* **Goal of the exercise**: Reproduce the records below exactly as they appear.
- - - - -
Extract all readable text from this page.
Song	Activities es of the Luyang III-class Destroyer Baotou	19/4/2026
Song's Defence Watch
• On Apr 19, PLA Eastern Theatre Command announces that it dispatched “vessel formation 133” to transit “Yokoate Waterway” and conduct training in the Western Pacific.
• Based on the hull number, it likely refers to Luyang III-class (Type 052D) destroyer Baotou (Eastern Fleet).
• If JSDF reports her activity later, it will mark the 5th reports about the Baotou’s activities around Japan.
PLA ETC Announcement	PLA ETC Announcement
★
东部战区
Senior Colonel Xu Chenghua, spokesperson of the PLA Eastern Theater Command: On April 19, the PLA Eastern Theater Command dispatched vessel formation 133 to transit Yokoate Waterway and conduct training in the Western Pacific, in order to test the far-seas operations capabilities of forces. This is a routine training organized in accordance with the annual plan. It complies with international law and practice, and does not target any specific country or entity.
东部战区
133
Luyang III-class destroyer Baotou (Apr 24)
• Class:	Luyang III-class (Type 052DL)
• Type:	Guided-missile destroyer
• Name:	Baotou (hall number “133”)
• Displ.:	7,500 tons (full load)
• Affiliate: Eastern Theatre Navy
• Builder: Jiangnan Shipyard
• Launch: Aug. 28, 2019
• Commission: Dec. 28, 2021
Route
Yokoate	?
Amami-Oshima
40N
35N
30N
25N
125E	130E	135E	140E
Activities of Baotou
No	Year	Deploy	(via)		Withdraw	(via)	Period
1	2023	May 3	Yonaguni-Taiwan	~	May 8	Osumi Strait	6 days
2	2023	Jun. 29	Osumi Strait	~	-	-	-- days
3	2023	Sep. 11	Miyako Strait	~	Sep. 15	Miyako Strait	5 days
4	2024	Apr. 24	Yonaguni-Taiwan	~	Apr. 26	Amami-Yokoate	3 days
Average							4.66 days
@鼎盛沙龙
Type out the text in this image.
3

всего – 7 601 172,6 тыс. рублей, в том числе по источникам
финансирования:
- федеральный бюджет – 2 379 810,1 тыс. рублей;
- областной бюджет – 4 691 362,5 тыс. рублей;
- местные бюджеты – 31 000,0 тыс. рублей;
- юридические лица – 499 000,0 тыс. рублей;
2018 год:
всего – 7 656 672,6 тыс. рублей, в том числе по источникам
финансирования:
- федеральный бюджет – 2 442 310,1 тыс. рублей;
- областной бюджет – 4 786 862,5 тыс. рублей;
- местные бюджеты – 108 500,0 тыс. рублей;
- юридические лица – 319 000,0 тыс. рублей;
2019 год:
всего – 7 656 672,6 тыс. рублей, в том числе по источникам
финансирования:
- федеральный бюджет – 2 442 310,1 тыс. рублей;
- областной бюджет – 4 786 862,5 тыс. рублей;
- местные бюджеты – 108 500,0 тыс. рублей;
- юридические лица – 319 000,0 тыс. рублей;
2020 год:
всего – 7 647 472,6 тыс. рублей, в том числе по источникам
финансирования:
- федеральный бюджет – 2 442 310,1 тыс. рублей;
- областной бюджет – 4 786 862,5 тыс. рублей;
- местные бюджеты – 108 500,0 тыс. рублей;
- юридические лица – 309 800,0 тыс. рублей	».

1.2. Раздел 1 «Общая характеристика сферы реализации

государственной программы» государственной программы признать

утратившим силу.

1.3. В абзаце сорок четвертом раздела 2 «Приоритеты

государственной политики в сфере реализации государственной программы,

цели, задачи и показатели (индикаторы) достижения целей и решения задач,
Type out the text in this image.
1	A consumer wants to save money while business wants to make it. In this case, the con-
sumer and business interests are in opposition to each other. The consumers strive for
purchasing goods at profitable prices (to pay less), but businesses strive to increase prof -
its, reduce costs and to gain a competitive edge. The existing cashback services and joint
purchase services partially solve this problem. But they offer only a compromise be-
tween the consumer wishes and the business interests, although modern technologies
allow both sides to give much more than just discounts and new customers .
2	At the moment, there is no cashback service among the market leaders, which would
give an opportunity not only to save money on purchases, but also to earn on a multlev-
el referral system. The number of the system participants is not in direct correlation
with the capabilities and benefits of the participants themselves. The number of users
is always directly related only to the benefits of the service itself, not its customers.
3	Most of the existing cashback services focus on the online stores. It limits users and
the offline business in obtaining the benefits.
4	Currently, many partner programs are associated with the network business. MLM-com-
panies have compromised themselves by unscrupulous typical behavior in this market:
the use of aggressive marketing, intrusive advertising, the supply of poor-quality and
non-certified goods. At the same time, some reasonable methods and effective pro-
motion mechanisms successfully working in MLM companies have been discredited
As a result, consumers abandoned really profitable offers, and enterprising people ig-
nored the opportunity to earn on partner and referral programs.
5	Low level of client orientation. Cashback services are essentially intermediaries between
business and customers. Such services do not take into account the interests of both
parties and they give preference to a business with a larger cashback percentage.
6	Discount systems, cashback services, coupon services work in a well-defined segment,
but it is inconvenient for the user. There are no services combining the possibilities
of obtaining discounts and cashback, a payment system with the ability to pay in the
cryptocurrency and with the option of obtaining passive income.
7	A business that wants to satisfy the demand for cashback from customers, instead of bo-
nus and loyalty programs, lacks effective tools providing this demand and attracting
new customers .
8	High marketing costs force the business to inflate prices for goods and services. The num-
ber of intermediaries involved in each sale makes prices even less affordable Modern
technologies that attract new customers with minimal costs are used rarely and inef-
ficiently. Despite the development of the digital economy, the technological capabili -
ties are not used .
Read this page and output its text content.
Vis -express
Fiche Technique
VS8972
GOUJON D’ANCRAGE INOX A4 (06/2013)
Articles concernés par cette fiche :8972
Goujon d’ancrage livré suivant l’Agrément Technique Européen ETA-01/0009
- - - - -
* **Finished task**:
Extract all readable text from this page.
Song	Activities es of the Luyang III-class Destroyer Baotou	19/4/2026
Song's Defence Watch
• On Apr 19, PLA Eastern Theatre Command announces that it dispatched “vessel formation 133” to transit “Yokoate Waterway” and conduct training in the Western Pacific.
• Based on the hull number, it likely refers to Luyang III-class (Type 052D) destroyer Baotou (Eastern Fleet).
• If JSDF reports her activity later, it will mark the 5th reports about the Baotou’s activities around Japan.
PLA ETC Announcement	PLA ETC Announcement
★
东部战区
Senior Colonel Xu Chenghua, spokesperson of the PLA Eastern Theater Command: On April 19, the PLA Eastern Theater Command dispatched vessel formation 133 to transit Yokoate Waterway and conduct training in the Western Pacific, in order to test the far-seas operations capabilities of forces. This is a routine training organized in accordance with the annual plan. It complies with international law and practice, and does not target any specific country or entity.
东部战区
133
Luyang III-class destroyer Baotou (Apr 24)
• Class:	Luyang III-class (Type 052DL)
• Type:	Guided-missile destroyer
• Name:	Baotou (hall number “133”)
• Displ.:	7,500 tons (full load)
• Affiliate: Eastern Theatre Navy
• Builder: Jiangnan Shipyard
• Launch: Aug. 28, 2019
• Commission: Dec. 28, 2021
Route
Yokoate	?
Amami-Oshima
40N
35N
30N
25N
125E	130E	135E	140E
Activities of Baotou
No	Year	Deploy	(via)		Withdraw	(via)	Period
1	2023	May 3	Yonaguni-Taiwan	~	May 8	Osumi Strait	6 days
2	2023	Jun. 29	Osumi Strait	~	-	-	-- days
3	2023	Sep. 11	Miyako Strait	~	Sep. 15	Miyako Strait	5 days
4	2024	Apr. 24	Yonaguni-Taiwan	~	Apr. 26	Amami-Yokoate	3 days
Average							4.66 days
@鼎盛沙龙
Type out the text in this image.
3

всего – 7 601 172,6 тыс. рублей, в том числе по источникам
финансирования:
- федеральный бюджет – 2 379 810,1 тыс. рублей;
- областной бюджет – 4 691 362,5 тыс. рублей;
- местные бюджеты – 31 000,0 тыс. рублей;
- юридические лица – 499 000,0 тыс. рублей;
2018 год:
всего – 7 656 672,6 тыс. рублей, в том числе по источникам
финансирования:
- федеральный бюджет – 2 442 310,1 тыс. рублей;
- областной бюджет – 4 786 862,5 тыс. рублей;
- местные бюджеты – 108 500,0 тыс. рублей;
- юридические лица – 319 000,0 тыс. рублей;
2019 год:
всего – 7 656 672,6 тыс. рублей, в том числе по источникам
финансирования:
- федеральный бюджет – 2 442 310,1 тыс. рублей;
- областной бюджет – 4 786 862,5 тыс. рублей;
- местные бюджеты – 108 500,0 тыс. рублей;
- юридические лица – 319 000,0 тыс. рублей;
2020 год:
всего – 7 647 472,6 тыс. рублей, в том числе по источникам
финансирования:
- федеральный бюджет – 2 442 310,1 тыс. рублей;
- областной бюджет – 4 786 862,5 тыс. рублей;
- местные бюджеты – 108 500,0 тыс. рублей;
- юридические лица – 309 800,0 тыс. рублей	».

1.2. Раздел 1 «Общая характеристика сферы реализации

государственной программы» государственной программы признать

утратившим силу.

1.3. В абзаце сорок четвертом раздела 2 «Приоритеты

государственной политики в сфере реализации государственной программы,

цели, задачи и показатели (индикаторы) достижения целей и решения задач,
Type out the text in this image.
1	A consumer wants to save money while business wants to make it. In this case, the con-
sumer and business interests are in opposition to each other. The consumers strive for
purchasing goods at profitable prices (to pay less), but businesses strive to increase prof -
its, reduce costs and to gain a competitive edge. The existing cashback services and joint
purchase services partially solve this problem. But they offer only a compromise be-
tween the consumer wishes and the business interests, although modern technologies
allow both sides to give much more than just discounts and new customers .
2	At the moment, there is no cashback service among the market leaders, which would
give an opportunity not only to save money on purchases, but also to earn on a multlev-
el referral system. The number of the system participants is not in direct correlation
with the capabilities and benefits of the participants themselves. The number of users
is always directly related only to the benefits of the service itself, not its customers.
3	Most of the existing cashback services focus on the online stores. It limits users and
the offline business in obtaining the benefits.
4	Currently, many partner programs are associated with the network business. MLM-com-
panies have compromised themselves by unscrupulous typical behavior in this market:
the use of aggressive marketing, intrusive advertising, the supply of poor-quality and
non-certified goods. At the same time, some reasonable methods and effective pro-
motion mechanisms successfully working in MLM companies have been discredited
As a result, consumers abandoned really profitable offers, and enterprising people ig-
nored the opportunity to earn on partner and referral programs.
5	Low level of client orientation. Cashback services are essentially intermediaries between
business and customers. Such services do not take into account the interests of both
parties and they give preference to a business with a larger cashback percentage.
6	Discount systems, cashback services, coupon services work in a well-defined segment,
but it is inconvenient for the user. There are no services combining the possibilities
of obtaining discounts and cashback, a payment system with the ability to pay in the
cryptocurrency and with the option of obtaining passive income.
7	A business that wants to satisfy the demand for cashback from customers, instead of bo-
nus and loyalty programs, lacks effective tools providing this demand and attracting
new customers .
8	High marketing costs force the business to inflate prices for goods and services. The num-
ber of intermediaries involved in each sale makes prices even less affordable Modern
technologies that attract new customers with minimal costs are used rarely and inef-
ficiently. Despite the development of the digital economy, the technological capabili -
ties are not used .
Read this page and output its text content.
Vis -express
Fiche Technique
VS8972
GOUJON D’ANCRAGE INOX A4 (06/2013)
Articles concernés par cette fiche :8972
Goujon d’ancrage livré suivant l’Agrément Technique Européen ETA-01/0009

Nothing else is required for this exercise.